• **RECORDS FOR THE EXERCISE**:
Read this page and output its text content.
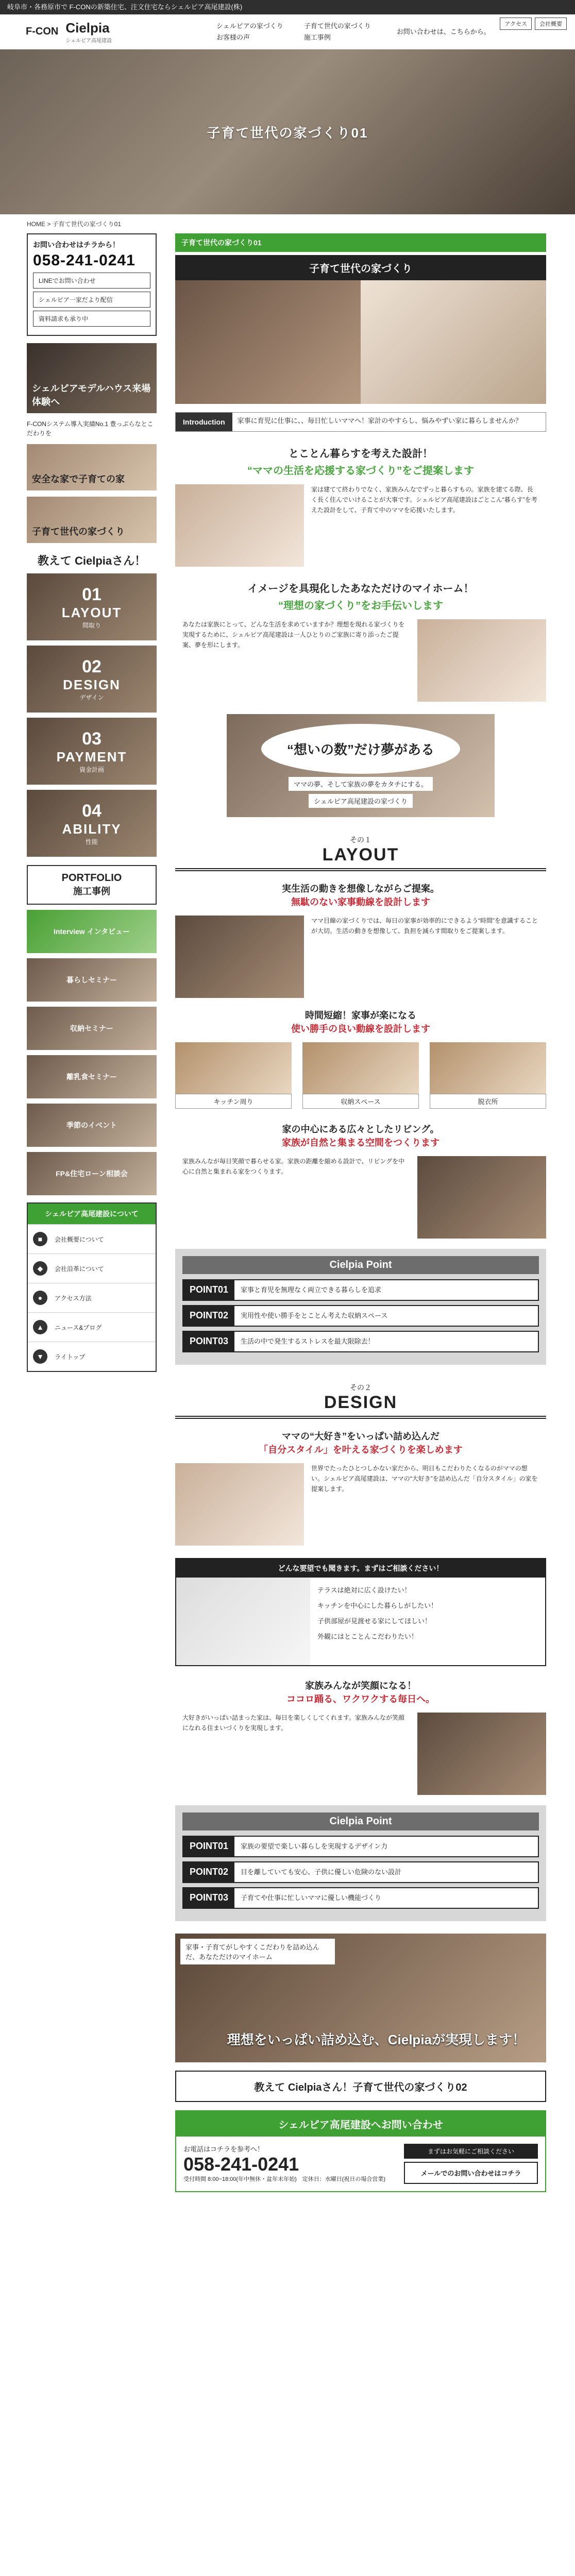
岐阜市・各務原市で F-CONの新築住宅、注文住宅ならシェルピア高尾建設(株)
F-CON Cielpia
シェルピア高尾建設
シェルピアの家づくり
お客様の声
子育て世代の家づくり
施工事例
お問い合わせは、こちらから。
アクセス	会社概要
子育て世代の家づくり01
HOME > 子育て世代の家づくり01
お問い合わせはチラから！
058-241-0241
LINEでお問い合わせ
シェルピア一家だより配信
資料請求も承り中
シェルピアモデルハウス来場体験へ
F-CONシステム導入実績No.1 豊っぷらなとこだわりを
安全な家で子育ての家
子育て世代の家づくり
教えて Cielpiaさん！
01
LAYOUT
間取り
02
DESIGN
デザイン
03
PAYMENT
資金計画
04
ABILITY
性能
PORTFOLIO
施工事例
Interview インタビュー
暮らしセミナー
収納セミナー
離乳食セミナー
季節のイベント
FP&住宅ローン相談会
シェルピア高尾建設について
■	会社概要について
◆	会社沿革について
●	アクセス方法
▲	ニュース&ブログ
▼	ライトップ
子育て世代の家づくり01
子育て世代の家づくり
Introduction	家事に育児に仕事に、、毎日忙しいママへ！家計のやすらし、悩みやずい家に暮らしませんか？
とことん暮らすを考えた設計！
“ママの生活を応援する家づくり”をご提案します
家は建てて終わりでなく、家族みんなでずっと暮らすもの。家族を建てる際、長く長く住んでいけることが大事です。シェルピア高尾建設はごとこん“暮らす”を考えた設計をして、子育て中のママを応援いたします。
イメージを具現化したあなただけのマイホーム！
“理想の家づくり”をお手伝いします
あなたは家族にとって、どんな生活を求めていますか？理想を現れる家づくりを実現するために、シェルピア高尾建設は一人ひとりのご家族に寄り添ったご提案、夢を形にします。
“想いの数”だけ夢がある
ママの夢、そして家族の夢をカタチにする。
シェルピア高尾建設の家づくり
その１
LAYOUT
実生活の動きを想像しながらご提案。
無駄のない家事動線を設計します
ママ目線の家づくりでは、毎日の家事が効率的にできるよう“時間”を意識することが大切。生活の動きを想像して、負担を減らす間取りをご提案します。
時間短縮！家事が楽になる
使い勝手の良い動線を設計します
キッチン周り	収納スペース	脱衣所
家の中心にある広々としたリビング。
家族が自然と集まる空間をつくります
家族みんなが毎日笑顔で暮らせる家。家族の距離を縮める設計で、リビングを中心に自然と集まれる家をつくります。
Cielpia Point
POINT01	家事と育児を無理なく両立できる暮らしを追求
POINT02	実用性や使い勝手をとことん考えた収納スペース
POINT03	生活の中で発生するストレスを最大限除去！
その２
DESIGN
ママの“大好き”をいっぱい詰め込んだ
「自分スタイル」を叶える家づくりを楽しめます
世界でたったひとつしかない家だから、明日もこだわりたくなるのがママの想い。シェルピア高尾建設は、ママの“大好き”を詰め込んだ「自分スタイル」の家を提案します。
どんな要望でも聞きます。まずはご相談ください！
テラスは絶対に広く設けたい！
キッチンを中心にした暮らしがしたい！
子供部屋が見渡せる家にしてほしい！
外観にはとことんこだわりたい！
家族みんなが笑顔になる！
ココロ踊る、ワクワクする毎日へ。
大好きがいっぱい詰まった家は、毎日を楽しくしてくれます。家族みんなが笑顔になれる住まいづくりを実現します。
Cielpia Point
POINT01	家族の要望で楽しい暮らしを実現するデザイン力
POINT02	目を離していても安心、子供に優しい危険のない設計
POINT03	子育てや仕事に忙しいママに優しい機能づくり
家事・子育てがしやすくこだわりを詰め込んだ、あなただけのマイホーム
理想をいっぱい詰め込む、Cielpiaが実現します！
教えて Cielpiaさん！子育て世代の家づくり02
シェルピア高尾建設へお問い合わせ
お電話はコチラを参考へ！
058-241-0241
受付時間 8:00~18:00(年中無休・盆年末年始)　定休日：水曜日(祝日の場合営業)
まずはお気軽にご相談ください
メールでのお問い合わせはコチラ
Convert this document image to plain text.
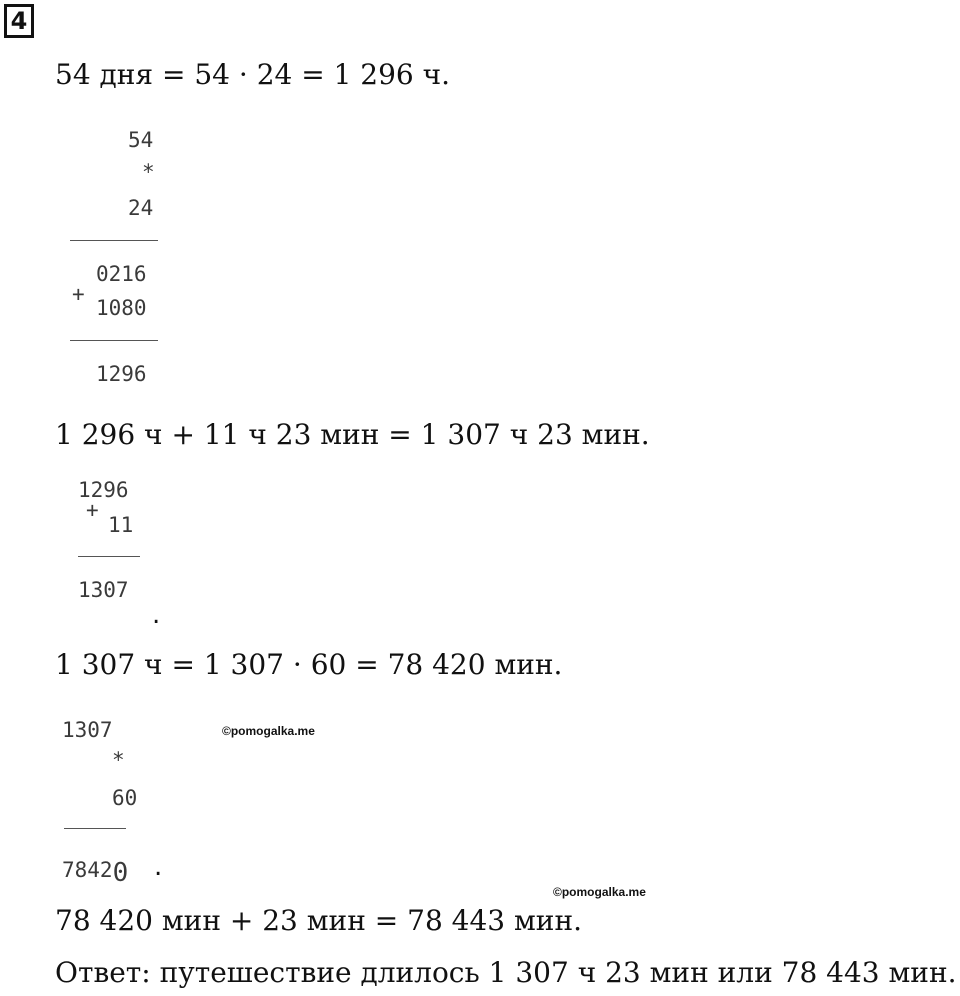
4
54 дня = 54 · 24 = 1 296 ч.
54
*
24
0216
+
1080
1296
1 296 ч + 11 ч 23 мин = 1 307 ч 23 мин.
1296
+
11
1307
.
1 307 ч = 1 307 · 60 = 78 420 мин.
1307	©pomogalka.me
*
60
78420 .
©pomogalka.me
78 420 мин + 23 мин = 78 443 мин.
Ответ: путешествие длилось 1 307 ч 23 мин или 78 443 мин.
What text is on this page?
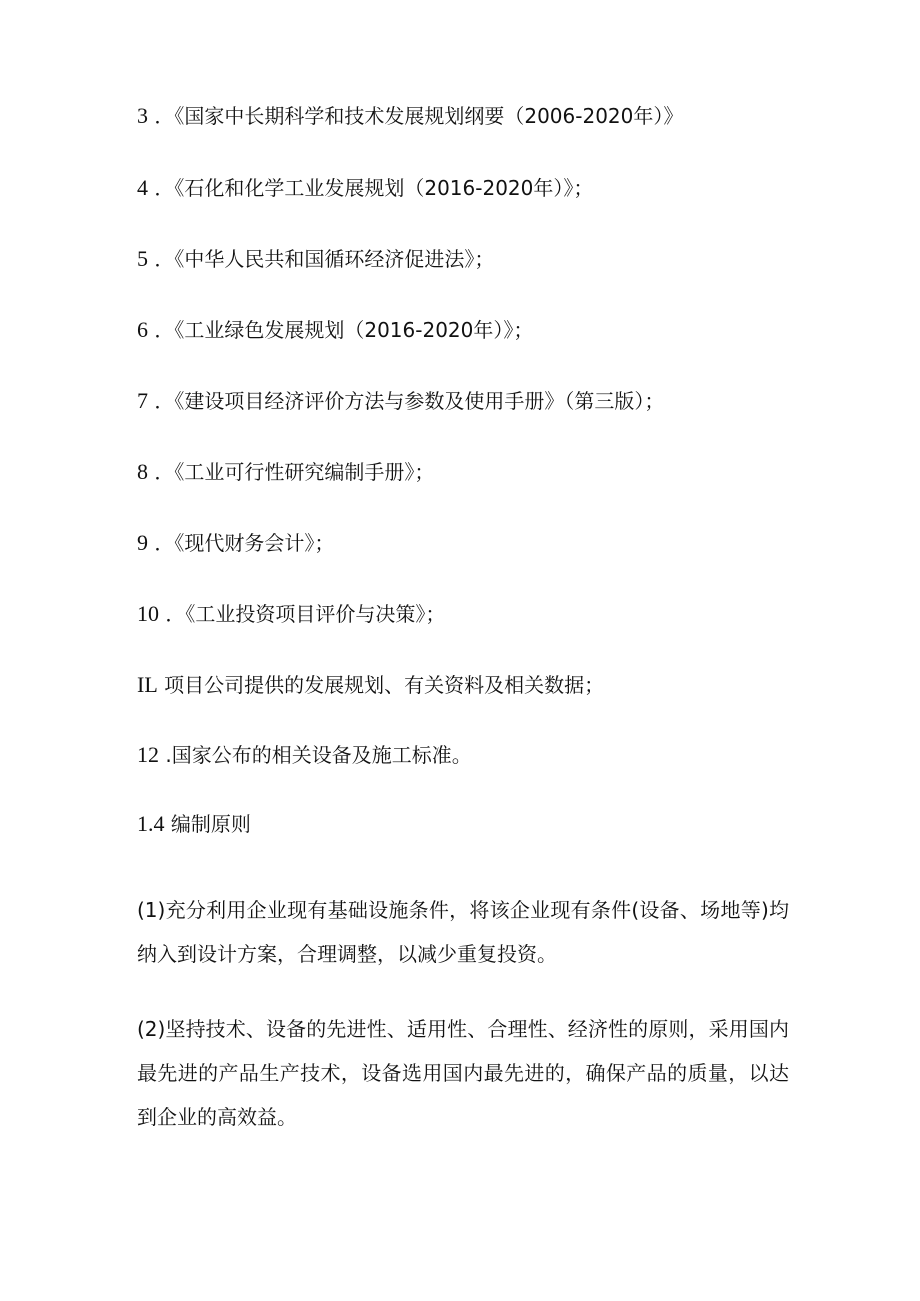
3 ．《国家中长期科学和技术发展规划纲要（2006-2020年）》
4 ．《石化和化学工业发展规划（2016-2020年）》；
5 ．《中华人民共和国循环经济促进法》；
6 ．《工业绿色发展规划（2016-2020年）》；
7 ．《建设项目经济评价方法与参数及使用手册》（第三版）；
8 ．《工业可行性研究编制手册》；
9 ．《现代财务会计》；
10 ．《工业投资项目评价与决策》；
IL 项目公司提供的发展规划、有关资料及相关数据；
12 .国家公布的相关设备及施工标准。
1.4 编制原则
(1)充分利用企业现有基础设施条件，将该企业现有条件(设备、场地等)均纳入到设计方案，合理调整，以减少重复投资。
(2)坚持技术、设备的先进性、适用性、合理性、经济性的原则，采用国内最先进的产品生产技术，设备选用国内最先进的，确保产品的质量，以达到企业的高效益。
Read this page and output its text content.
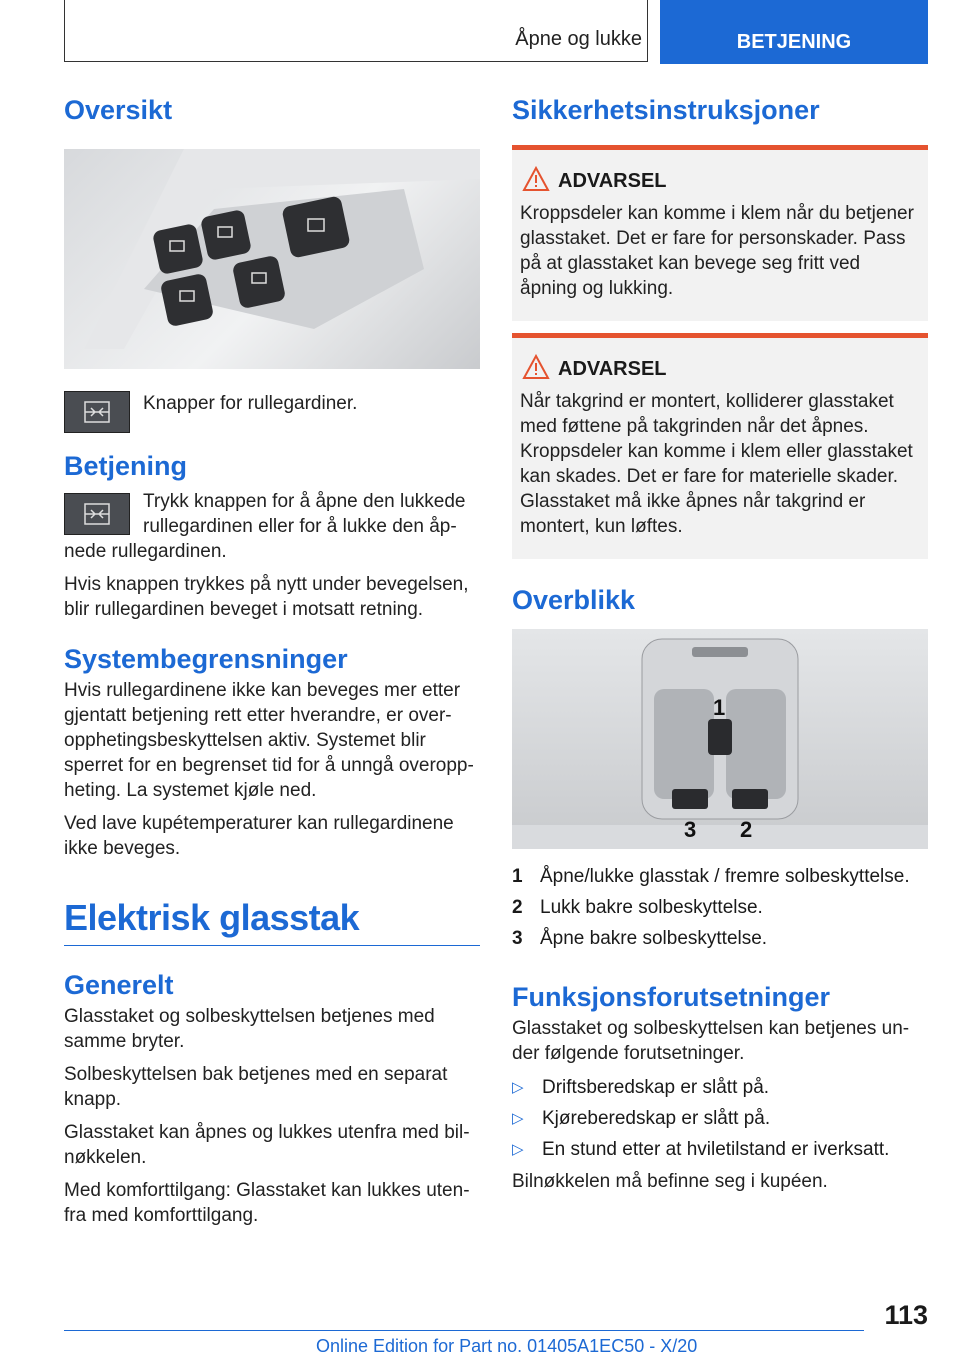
Åpne og lukke	BETJENING
Oversikt

Knapper for rullegardiner.

Betjening

Trykk knappen for å åpne den lukkede rullegardinen eller for å lukke den åp-nede rullegardinen.

Hvis knappen trykkes på nytt under bevegelsen, blir rullegardinen beveget i motsatt retning.

Systembegrensninger

Hvis rullegardinene ikke kan beveges mer etter gjentatt betjening rett etter hverandre, er over-opphetingsbeskyttelsen aktiv. Systemet blir sperret for en begrenset tid for å unngå overopp-heting. La systemet kjøle ned.

Ved lave kupétemperaturer kan rullegardinene ikke beveges.

Elektrisk glasstak
Generelt

Glasstaket og solbeskyttelsen betjenes med samme bryter.

Solbeskyttelsen bak betjenes med en separat knapp.

Glasstaket kan åpnes og lukkes utenfra med bil-nøkkelen.

Med komforttilgang: Glasstaket kan lukkes uten-fra med komforttilgang.

Sikkerhetsinstruksjoner
ADVARSEL

Kroppsdeler kan komme i klem når du betjener glasstaket. Det er fare for personskader. Pass på at glasstaket kan bevege seg fritt ved åpning og lukking.

ADVARSEL

Når takgrind er montert, kolliderer glasstaket med føttene på takgrinden når det åpnes. Kroppsdeler kan komme i klem eller glasstaket kan skades. Det er fare for materielle skader. Glasstaket må ikke åpnes når takgrind er montert, kun løftes.

Overblikk
1
3 2
1 Åpne/lukke glasstak / fremre solbeskyttelse.
2 Lukk bakre solbeskyttelse.
3 Åpne bakre solbeskyttelse.
Funksjonsforutsetninger

Glasstaket og solbeskyttelsen kan betjenes un-der følgende forutsetninger.

▷ Driftsberedskap er slått på.
▷ Kjøreberedskap er slått på.
▷ En stund etter at hviletilstand er iverksatt.

Bilnøkkelen må befinne seg i kupéen.

113
Online Edition for Part no. 01405A1EC50 - X/20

• **YOUR OBJECTIVE**: Reproduce the entries above exactly. Do not include the images.

• **FINAL RESULT**:
Read this page and output its text content.
岐阜市・各務原市で F-CONの新築住宅、注文住宅ならシェルピア高尾建設(株)
F-CON Cielpia
シェルピア高尾建設
シェルピアの家づくり
お客様の声
子育て世代の家づくり
施工事例
お問い合わせは、こちらから。
アクセス	会社概要
子育て世代の家づくり01
HOME > 子育て世代の家づくり01
お問い合わせはチラから！
058-241-0241
LINEでお問い合わせ
シェルピア一家だより配信
資料請求も承り中
シェルピアモデルハウス来場体験へ
F-CONシステム導入実績No.1 豊っぷらなとこだわりを
安全な家で子育ての家
子育て世代の家づくり
教えて Cielpiaさん！
01
LAYOUT
間取り
02
DESIGN
デザイン
03
PAYMENT
資金計画
04
ABILITY
性能
PORTFOLIO
施工事例
Interview インタビュー
暮らしセミナー
収納セミナー
離乳食セミナー
季節のイベント
FP&住宅ローン相談会
シェルピア高尾建設について
■	会社概要について
◆	会社沿革について
●	アクセス方法
▲	ニュース&ブログ
▼	ライトップ
子育て世代の家づくり01
子育て世代の家づくり
Introduction	家事に育児に仕事に、、毎日忙しいママへ！家計のやすらし、悩みやずい家に暮らしませんか？
とことん暮らすを考えた設計！
“ママの生活を応援する家づくり”をご提案します
家は建てて終わりでなく、家族みんなでずっと暮らすもの。家族を建てる際、長く長く住んでいけることが大事です。シェルピア高尾建設はごとこん“暮らす”を考えた設計をして、子育て中のママを応援いたします。
イメージを具現化したあなただけのマイホーム！
“理想の家づくり”をお手伝いします
あなたは家族にとって、どんな生活を求めていますか？理想を現れる家づくりを実現するために、シェルピア高尾建設は一人ひとりのご家族に寄り添ったご提案、夢を形にします。
“想いの数”だけ夢がある
ママの夢、そして家族の夢をカタチにする。
シェルピア高尾建設の家づくり
その１
LAYOUT
実生活の動きを想像しながらご提案。
無駄のない家事動線を設計します
ママ目線の家づくりでは、毎日の家事が効率的にできるよう“時間”を意識することが大切。生活の動きを想像して、負担を減らす間取りをご提案します。
時間短縮！家事が楽になる
使い勝手の良い動線を設計します
キッチン周り	収納スペース	脱衣所
家の中心にある広々としたリビング。
家族が自然と集まる空間をつくります
家族みんなが毎日笑顔で暮らせる家。家族の距離を縮める設計で、リビングを中心に自然と集まれる家をつくります。
Cielpia Point
POINT01	家事と育児を無理なく両立できる暮らしを追求
POINT02	実用性や使い勝手をとことん考えた収納スペース
POINT03	生活の中で発生するストレスを最大限除去！
その２
DESIGN
ママの“大好き”をいっぱい詰め込んだ
「自分スタイル」を叶える家づくりを楽しめます
世界でたったひとつしかない家だから、明日もこだわりたくなるのがママの想い。シェルピア高尾建設は、ママの“大好き”を詰め込んだ「自分スタイル」の家を提案します。
どんな要望でも聞きます。まずはご相談ください！
テラスは絶対に広く設けたい！
キッチンを中心にした暮らしがしたい！
子供部屋が見渡せる家にしてほしい！
外観にはとことんこだわりたい！
家族みんなが笑顔になる！
ココロ踊る、ワクワクする毎日へ。
大好きがいっぱい詰まった家は、毎日を楽しくしてくれます。家族みんなが笑顔になれる住まいづくりを実現します。
Cielpia Point
POINT01	家族の要望で楽しい暮らしを実現するデザイン力
POINT02	目を離していても安心、子供に優しい危険のない設計
POINT03	子育てや仕事に忙しいママに優しい機能づくり
家事・子育てがしやすくこだわりを詰め込んだ、あなただけのマイホーム
理想をいっぱい詰め込む、Cielpiaが実現します！
教えて Cielpiaさん！子育て世代の家づくり02
シェルピア高尾建設へお問い合わせ
お電話はコチラを参考へ！
058-241-0241
受付時間 8:00~18:00(年中無休・盆年末年始)　定休日：水曜日(祝日の場合営業)
まずはお気軽にご相談ください
メールでのお問い合わせはコチラ
Convert this document image to plain text.
4
54 дня = 54 · 24 = 1 296 ч.
54
*
24
0216
+
1080
1296
1 296 ч + 11 ч 23 мин = 1 307 ч 23 мин.
1296
+
11
1307
.
1 307 ч = 1 307 · 60 = 78 420 мин.
1307	©pomogalka.me
*
60
78420 .
©pomogalka.me
78 420 мин + 23 мин = 78 443 мин.
Ответ: путешествие длилось 1 307 ч 23 мин или 78 443 мин.
What text is on this page?
3 ．《国家中长期科学和技术发展规划纲要（2006-2020年）》
4 ．《石化和化学工业发展规划（2016-2020年）》；
5 ．《中华人民共和国循环经济促进法》；
6 ．《工业绿色发展规划（2016-2020年）》；
7 ．《建设项目经济评价方法与参数及使用手册》（第三版）；
8 ．《工业可行性研究编制手册》；
9 ．《现代财务会计》；
10 ．《工业投资项目评价与决策》；
IL 项目公司提供的发展规划、有关资料及相关数据；
12 .国家公布的相关设备及施工标准。
1.4 编制原则
(1)充分利用企业现有基础设施条件，将该企业现有条件(设备、场地等)均纳入到设计方案，合理调整，以减少重复投资。
(2)坚持技术、设备的先进性、适用性、合理性、经济性的原则，采用国内最先进的产品生产技术，设备选用国内最先进的，确保产品的质量，以达到企业的高效益。
Read this page and output its text content.
Åpne og lukke	BETJENING
Oversikt

Knapper for rullegardiner.

Betjening

Trykk knappen for å åpne den lukkede rullegardinen eller for å lukke den åp-nede rullegardinen.

Hvis knappen trykkes på nytt under bevegelsen, blir rullegardinen beveget i motsatt retning.

Systembegrensninger

Hvis rullegardinene ikke kan beveges mer etter gjentatt betjening rett etter hverandre, er over-opphetingsbeskyttelsen aktiv. Systemet blir sperret for en begrenset tid for å unngå overopp-heting. La systemet kjøle ned.

Ved lave kupétemperaturer kan rullegardinene ikke beveges.

Elektrisk glasstak
Generelt

Glasstaket og solbeskyttelsen betjenes med samme bryter.

Solbeskyttelsen bak betjenes med en separat knapp.

Glasstaket kan åpnes og lukkes utenfra med bil-nøkkelen.

Med komforttilgang: Glasstaket kan lukkes uten-fra med komforttilgang.

Sikkerhetsinstruksjoner
ADVARSEL

Kroppsdeler kan komme i klem når du betjener glasstaket. Det er fare for personskader. Pass på at glasstaket kan bevege seg fritt ved åpning og lukking.

ADVARSEL

Når takgrind er montert, kolliderer glasstaket med føttene på takgrinden når det åpnes. Kroppsdeler kan komme i klem eller glasstaket kan skades. Det er fare for materielle skader. Glasstaket må ikke åpnes når takgrind er montert, kun løftes.

Overblikk
1
3 2
1 Åpne/lukke glasstak / fremre solbeskyttelse.
2 Lukk bakre solbeskyttelse.
3 Åpne bakre solbeskyttelse.
Funksjonsforutsetninger

Glasstaket og solbeskyttelsen kan betjenes un-der følgende forutsetninger.

▷ Driftsberedskap er slått på.
▷ Kjøreberedskap er slått på.
▷ En stund etter at hviletilstand er iverksatt.

Bilnøkkelen må befinne seg i kupéen.

113
Online Edition for Part no. 01405A1EC50 - X/20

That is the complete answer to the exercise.